Look below. Copy each line that has "Hake" in it.

__The data__:
--- BEGIN ---

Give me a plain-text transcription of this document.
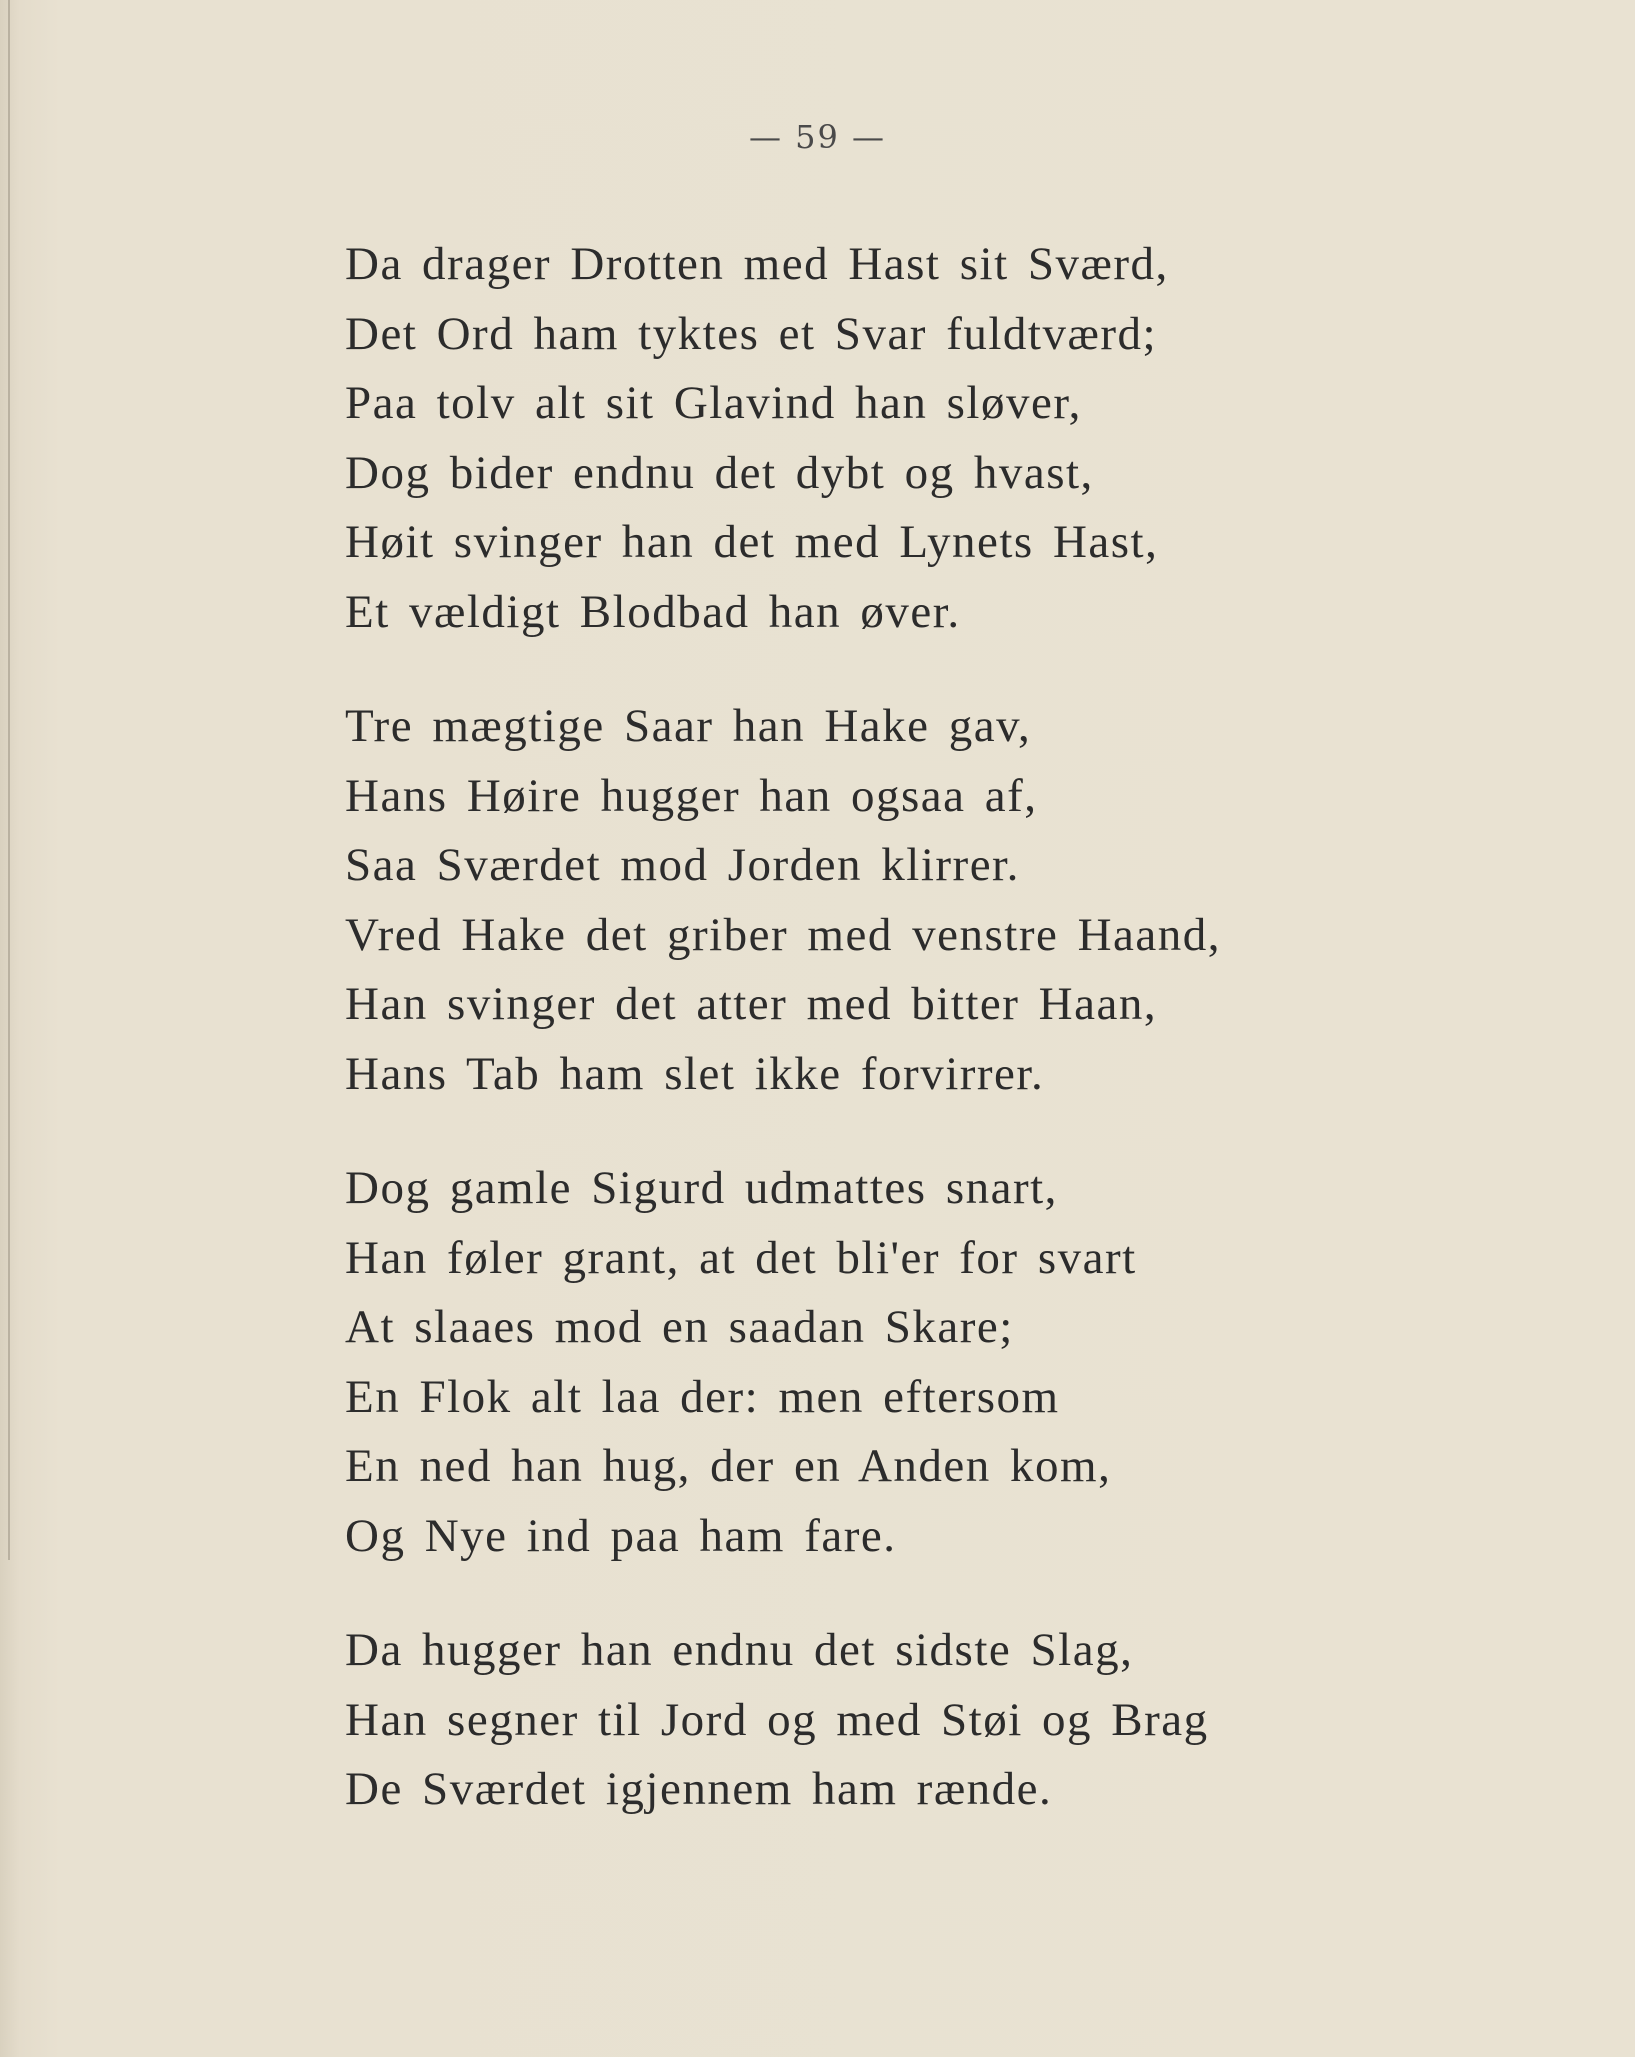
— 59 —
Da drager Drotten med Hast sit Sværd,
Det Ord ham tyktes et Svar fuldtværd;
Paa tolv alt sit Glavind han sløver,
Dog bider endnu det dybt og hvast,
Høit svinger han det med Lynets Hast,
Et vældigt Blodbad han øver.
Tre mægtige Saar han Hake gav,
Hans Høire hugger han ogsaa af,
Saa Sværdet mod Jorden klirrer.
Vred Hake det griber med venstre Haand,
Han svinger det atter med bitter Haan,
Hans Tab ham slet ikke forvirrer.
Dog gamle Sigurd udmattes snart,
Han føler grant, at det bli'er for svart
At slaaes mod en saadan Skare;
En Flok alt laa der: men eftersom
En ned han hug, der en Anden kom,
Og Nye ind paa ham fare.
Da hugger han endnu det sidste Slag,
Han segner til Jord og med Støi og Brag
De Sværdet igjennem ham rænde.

--- END ---
--- BEGIN ---

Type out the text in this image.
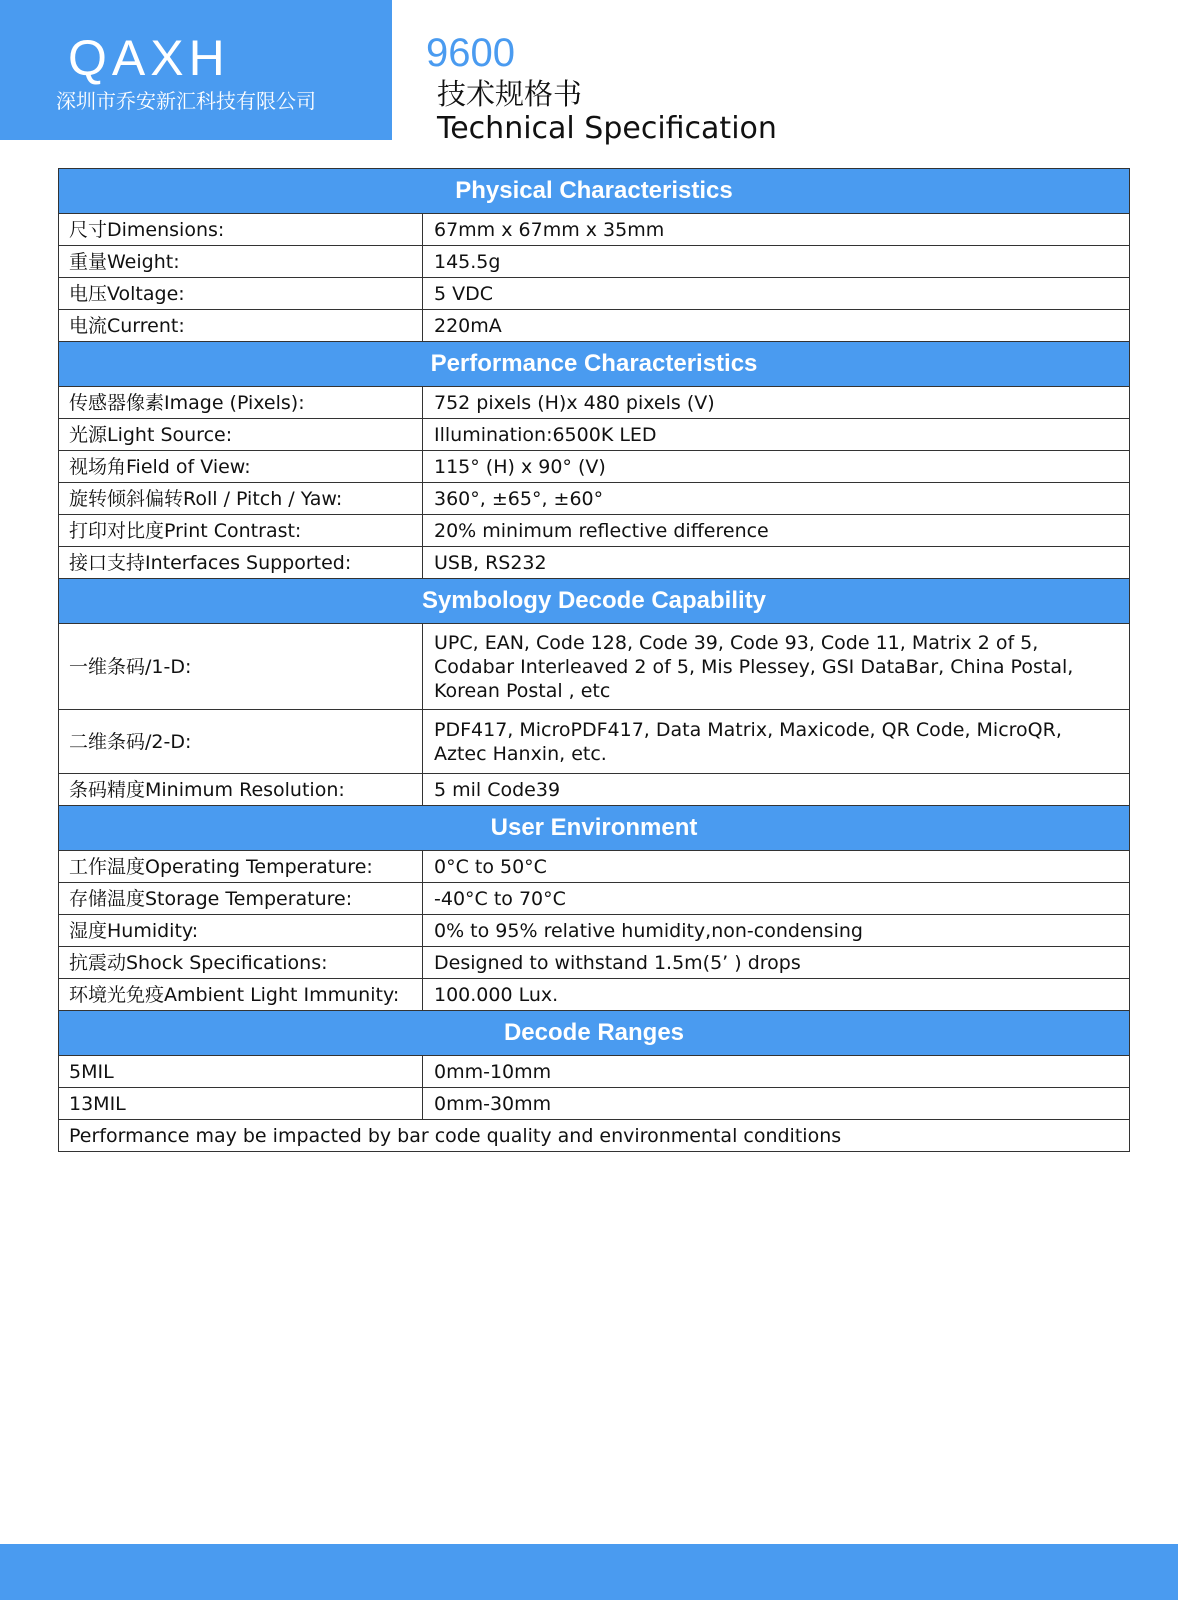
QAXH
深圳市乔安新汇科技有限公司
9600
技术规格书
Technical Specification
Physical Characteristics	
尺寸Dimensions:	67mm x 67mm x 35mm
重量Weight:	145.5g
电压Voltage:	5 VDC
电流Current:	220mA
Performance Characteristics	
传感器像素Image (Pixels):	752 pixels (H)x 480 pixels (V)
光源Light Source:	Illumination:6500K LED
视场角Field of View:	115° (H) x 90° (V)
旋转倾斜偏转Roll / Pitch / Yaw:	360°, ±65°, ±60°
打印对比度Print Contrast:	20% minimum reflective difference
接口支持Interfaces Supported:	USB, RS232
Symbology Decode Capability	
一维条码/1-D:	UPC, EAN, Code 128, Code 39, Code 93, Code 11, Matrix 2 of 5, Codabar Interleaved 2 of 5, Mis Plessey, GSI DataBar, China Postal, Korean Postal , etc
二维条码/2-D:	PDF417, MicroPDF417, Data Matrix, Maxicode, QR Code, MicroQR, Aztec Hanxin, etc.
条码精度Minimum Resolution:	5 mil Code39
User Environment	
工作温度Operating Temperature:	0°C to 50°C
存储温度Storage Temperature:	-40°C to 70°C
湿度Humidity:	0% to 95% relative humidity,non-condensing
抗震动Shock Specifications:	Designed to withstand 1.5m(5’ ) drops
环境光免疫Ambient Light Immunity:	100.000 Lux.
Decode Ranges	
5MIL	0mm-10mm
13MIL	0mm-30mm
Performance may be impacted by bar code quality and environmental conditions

--- END ---

__Task solution__:
Tre mægtige Saar han Hake gav,
Vred Hake det griber med venstre Haand,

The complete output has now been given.